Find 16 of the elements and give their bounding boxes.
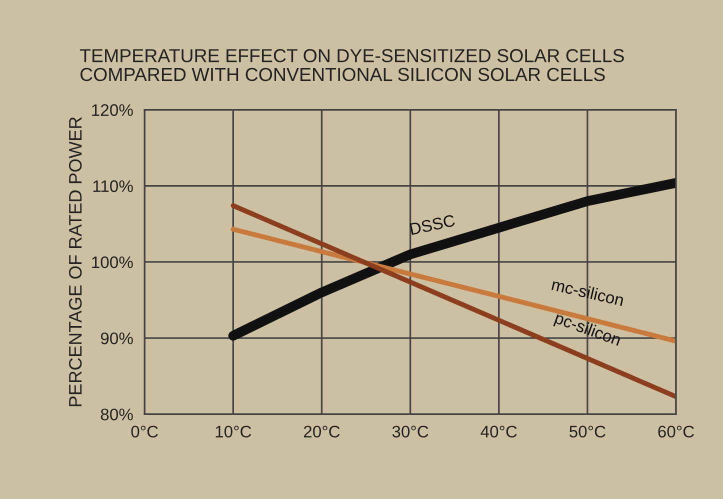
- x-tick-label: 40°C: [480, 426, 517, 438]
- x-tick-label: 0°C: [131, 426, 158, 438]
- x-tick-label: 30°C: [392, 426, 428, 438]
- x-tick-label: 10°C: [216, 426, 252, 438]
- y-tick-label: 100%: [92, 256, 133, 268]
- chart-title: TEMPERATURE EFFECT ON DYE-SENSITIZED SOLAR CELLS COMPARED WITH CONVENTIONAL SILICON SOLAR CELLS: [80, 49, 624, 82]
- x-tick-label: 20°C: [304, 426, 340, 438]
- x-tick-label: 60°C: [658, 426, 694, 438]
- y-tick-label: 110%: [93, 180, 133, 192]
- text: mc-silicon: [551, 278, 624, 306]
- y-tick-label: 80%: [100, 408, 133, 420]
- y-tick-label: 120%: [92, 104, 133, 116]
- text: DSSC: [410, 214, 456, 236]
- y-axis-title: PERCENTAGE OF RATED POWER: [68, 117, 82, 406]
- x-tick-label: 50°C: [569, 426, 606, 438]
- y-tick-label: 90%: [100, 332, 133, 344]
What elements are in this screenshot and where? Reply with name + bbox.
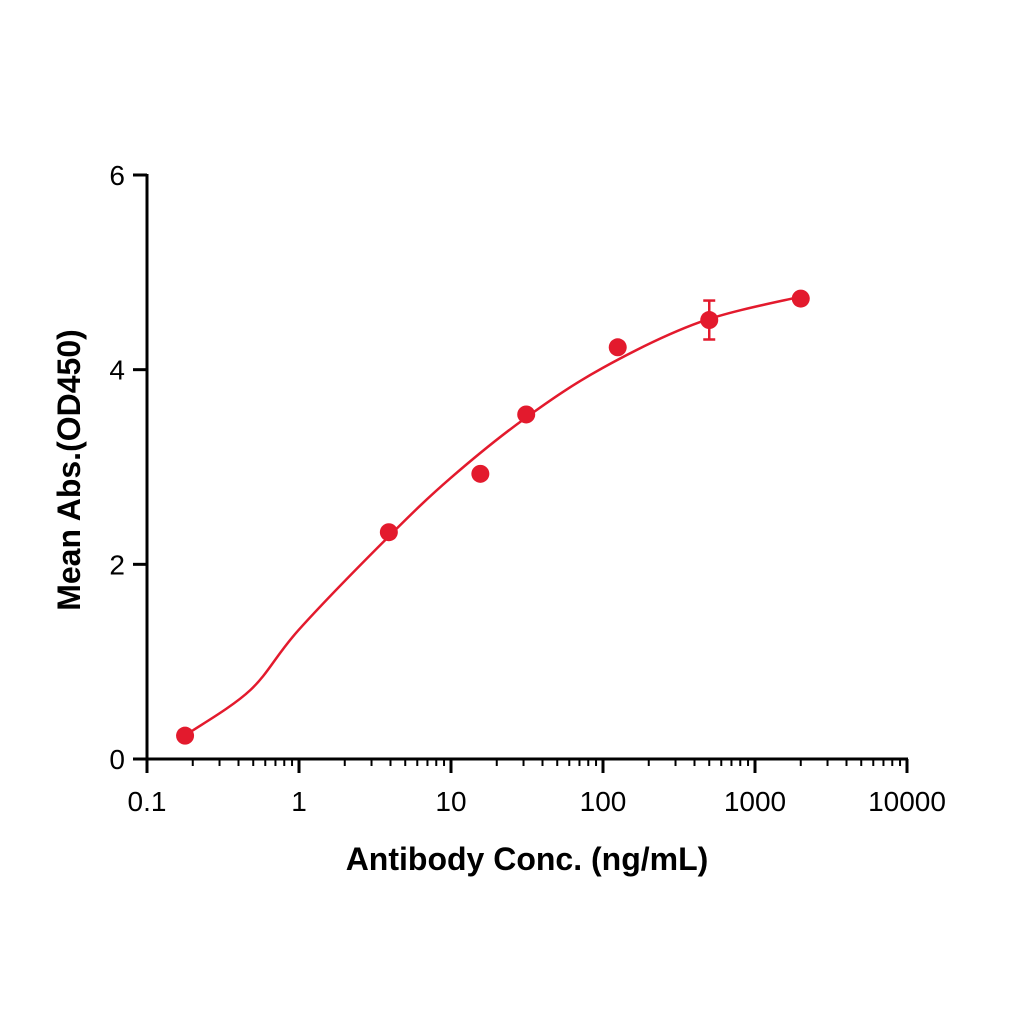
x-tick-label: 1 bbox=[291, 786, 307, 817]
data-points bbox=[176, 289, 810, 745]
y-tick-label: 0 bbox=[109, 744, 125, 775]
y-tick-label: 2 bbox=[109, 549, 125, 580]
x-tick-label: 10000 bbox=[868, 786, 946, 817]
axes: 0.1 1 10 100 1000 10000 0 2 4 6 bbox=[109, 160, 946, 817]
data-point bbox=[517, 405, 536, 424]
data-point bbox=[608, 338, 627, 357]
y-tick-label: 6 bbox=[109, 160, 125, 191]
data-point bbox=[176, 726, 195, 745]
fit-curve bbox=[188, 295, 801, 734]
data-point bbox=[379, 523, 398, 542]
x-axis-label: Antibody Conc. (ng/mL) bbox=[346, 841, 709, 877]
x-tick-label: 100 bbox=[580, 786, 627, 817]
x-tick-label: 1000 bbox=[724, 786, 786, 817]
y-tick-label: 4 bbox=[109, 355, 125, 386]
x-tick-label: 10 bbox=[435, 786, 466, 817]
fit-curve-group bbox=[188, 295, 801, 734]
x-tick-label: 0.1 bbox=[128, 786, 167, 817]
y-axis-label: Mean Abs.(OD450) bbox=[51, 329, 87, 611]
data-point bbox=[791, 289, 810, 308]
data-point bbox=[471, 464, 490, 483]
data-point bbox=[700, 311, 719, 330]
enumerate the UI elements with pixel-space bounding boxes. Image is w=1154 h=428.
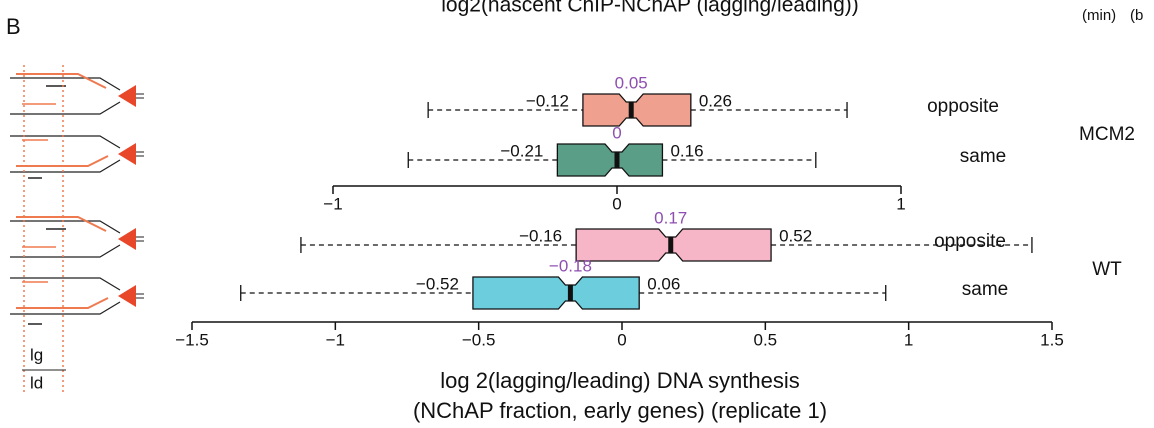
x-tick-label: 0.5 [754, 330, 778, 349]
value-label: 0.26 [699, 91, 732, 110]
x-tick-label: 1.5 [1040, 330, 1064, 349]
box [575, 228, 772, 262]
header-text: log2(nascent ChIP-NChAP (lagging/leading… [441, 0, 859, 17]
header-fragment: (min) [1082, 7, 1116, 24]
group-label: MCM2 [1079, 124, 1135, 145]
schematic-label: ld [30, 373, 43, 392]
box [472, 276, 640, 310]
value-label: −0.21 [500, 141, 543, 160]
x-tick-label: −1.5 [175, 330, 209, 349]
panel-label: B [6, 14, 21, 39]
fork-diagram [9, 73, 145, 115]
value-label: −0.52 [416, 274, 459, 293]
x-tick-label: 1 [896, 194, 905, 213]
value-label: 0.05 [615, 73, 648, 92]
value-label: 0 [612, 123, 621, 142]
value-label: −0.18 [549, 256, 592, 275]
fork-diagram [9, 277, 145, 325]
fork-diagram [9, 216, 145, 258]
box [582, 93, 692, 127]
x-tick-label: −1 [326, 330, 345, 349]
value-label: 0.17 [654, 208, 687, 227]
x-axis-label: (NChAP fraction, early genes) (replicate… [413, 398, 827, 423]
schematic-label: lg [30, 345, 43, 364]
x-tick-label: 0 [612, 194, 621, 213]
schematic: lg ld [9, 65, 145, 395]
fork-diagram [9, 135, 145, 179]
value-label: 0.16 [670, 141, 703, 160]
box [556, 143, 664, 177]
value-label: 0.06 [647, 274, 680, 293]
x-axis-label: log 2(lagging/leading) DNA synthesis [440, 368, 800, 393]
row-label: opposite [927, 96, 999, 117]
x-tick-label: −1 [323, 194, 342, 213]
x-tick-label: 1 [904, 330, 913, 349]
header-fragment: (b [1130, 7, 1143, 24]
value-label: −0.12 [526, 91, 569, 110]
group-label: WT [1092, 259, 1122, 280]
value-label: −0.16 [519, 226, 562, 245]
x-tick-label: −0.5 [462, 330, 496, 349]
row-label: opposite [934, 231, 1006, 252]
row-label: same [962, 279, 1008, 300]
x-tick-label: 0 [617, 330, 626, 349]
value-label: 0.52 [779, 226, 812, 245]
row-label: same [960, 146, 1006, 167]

* * * *

**Activity:**
Repeat the listing word for word, omitting the pictures.

**Your response:**
Find 16 of the elements and give their bounding boxes.
- x-tick-label: 40°C: [480, 426, 517, 438]
- x-tick-label: 0°C: [131, 426, 158, 438]
- x-tick-label: 30°C: [392, 426, 428, 438]
- x-tick-label: 10°C: [216, 426, 252, 438]
- y-tick-label: 100%: [92, 256, 133, 268]
- chart-title: TEMPERATURE EFFECT ON DYE-SENSITIZED SOLAR CELLS COMPARED WITH CONVENTIONAL SILICON SOLAR CELLS: [80, 49, 624, 82]
- x-tick-label: 20°C: [304, 426, 340, 438]
- x-tick-label: 60°C: [658, 426, 694, 438]
- y-tick-label: 110%: [93, 180, 133, 192]
- text: mc-silicon: [551, 278, 624, 306]
- y-tick-label: 80%: [100, 408, 133, 420]
- y-tick-label: 120%: [92, 104, 133, 116]
- text: DSSC: [410, 214, 456, 236]
- y-axis-title: PERCENTAGE OF RATED POWER: [68, 117, 82, 406]
- x-tick-label: 50°C: [569, 426, 606, 438]
- y-tick-label: 90%: [100, 332, 133, 344]
What elements are in this screenshot and where? Reply with name + bbox.
x-tick-label: 1 bbox=[291, 786, 307, 817]
data-points bbox=[176, 289, 810, 745]
y-tick-label: 0 bbox=[109, 744, 125, 775]
y-tick-label: 2 bbox=[109, 549, 125, 580]
x-tick-label: 10000 bbox=[868, 786, 946, 817]
axes: 0.1 1 10 100 1000 10000 0 2 4 6 bbox=[109, 160, 946, 817]
data-point bbox=[517, 405, 536, 424]
data-point bbox=[608, 338, 627, 357]
y-tick-label: 6 bbox=[109, 160, 125, 191]
data-point bbox=[176, 726, 195, 745]
fit-curve bbox=[188, 295, 801, 734]
data-point bbox=[379, 523, 398, 542]
x-axis-label: Antibody Conc. (ng/mL) bbox=[346, 841, 709, 877]
x-tick-label: 100 bbox=[580, 786, 627, 817]
x-tick-label: 1000 bbox=[724, 786, 786, 817]
y-tick-label: 4 bbox=[109, 355, 125, 386]
x-tick-label: 10 bbox=[435, 786, 466, 817]
fit-curve-group bbox=[188, 295, 801, 734]
x-tick-label: 0.1 bbox=[128, 786, 167, 817]
y-axis-label: Mean Abs.(OD450) bbox=[51, 329, 87, 611]
data-point bbox=[791, 289, 810, 308]
data-point bbox=[471, 464, 490, 483]
data-point bbox=[700, 311, 719, 330]
enumerate the UI elements with pixel-space bounding boxes. Image is w=1154 h=428.
x-tick-label: 0.5 [754, 330, 778, 349]
value-label: 0.26 [699, 91, 732, 110]
x-tick-label: 1.5 [1040, 330, 1064, 349]
box [575, 228, 772, 262]
header-text: log2(nascent ChIP-NChAP (lagging/leading… [441, 0, 859, 17]
header-fragment: (min) [1082, 7, 1116, 24]
group-label: MCM2 [1079, 124, 1135, 145]
schematic-label: ld [30, 373, 43, 392]
box [472, 276, 640, 310]
value-label: −0.21 [500, 141, 543, 160]
x-tick-label: −1.5 [175, 330, 209, 349]
panel-label: B [6, 14, 21, 39]
fork-diagram [9, 73, 145, 115]
value-label: −0.52 [416, 274, 459, 293]
x-tick-label: 1 [896, 194, 905, 213]
value-label: 0.05 [615, 73, 648, 92]
value-label: 0 [612, 123, 621, 142]
value-label: −0.18 [549, 256, 592, 275]
fork-diagram [9, 277, 145, 325]
fork-diagram [9, 216, 145, 258]
box [582, 93, 692, 127]
x-tick-label: −1 [326, 330, 345, 349]
value-label: 0.17 [654, 208, 687, 227]
x-axis-label: (NChAP fraction, early genes) (replicate… [413, 398, 827, 423]
schematic-label: lg [30, 345, 43, 364]
x-tick-label: 0 [612, 194, 621, 213]
schematic: lg ld [9, 65, 145, 395]
fork-diagram [9, 135, 145, 179]
value-label: 0.16 [670, 141, 703, 160]
box [556, 143, 664, 177]
value-label: 0.06 [647, 274, 680, 293]
x-axis-label: log 2(lagging/leading) DNA synthesis [440, 368, 800, 393]
row-label: opposite [927, 96, 999, 117]
x-tick-label: −1 [323, 194, 342, 213]
x-tick-label: 1 [904, 330, 913, 349]
header-fragment: (b [1130, 7, 1143, 24]
value-label: −0.12 [526, 91, 569, 110]
group-label: WT [1092, 259, 1122, 280]
value-label: −0.16 [519, 226, 562, 245]
x-tick-label: −0.5 [462, 330, 496, 349]
row-label: opposite [934, 231, 1006, 252]
row-label: same [962, 279, 1008, 300]
x-tick-label: 0 [617, 330, 626, 349]
value-label: 0.52 [779, 226, 812, 245]
row-label: same [960, 146, 1006, 167]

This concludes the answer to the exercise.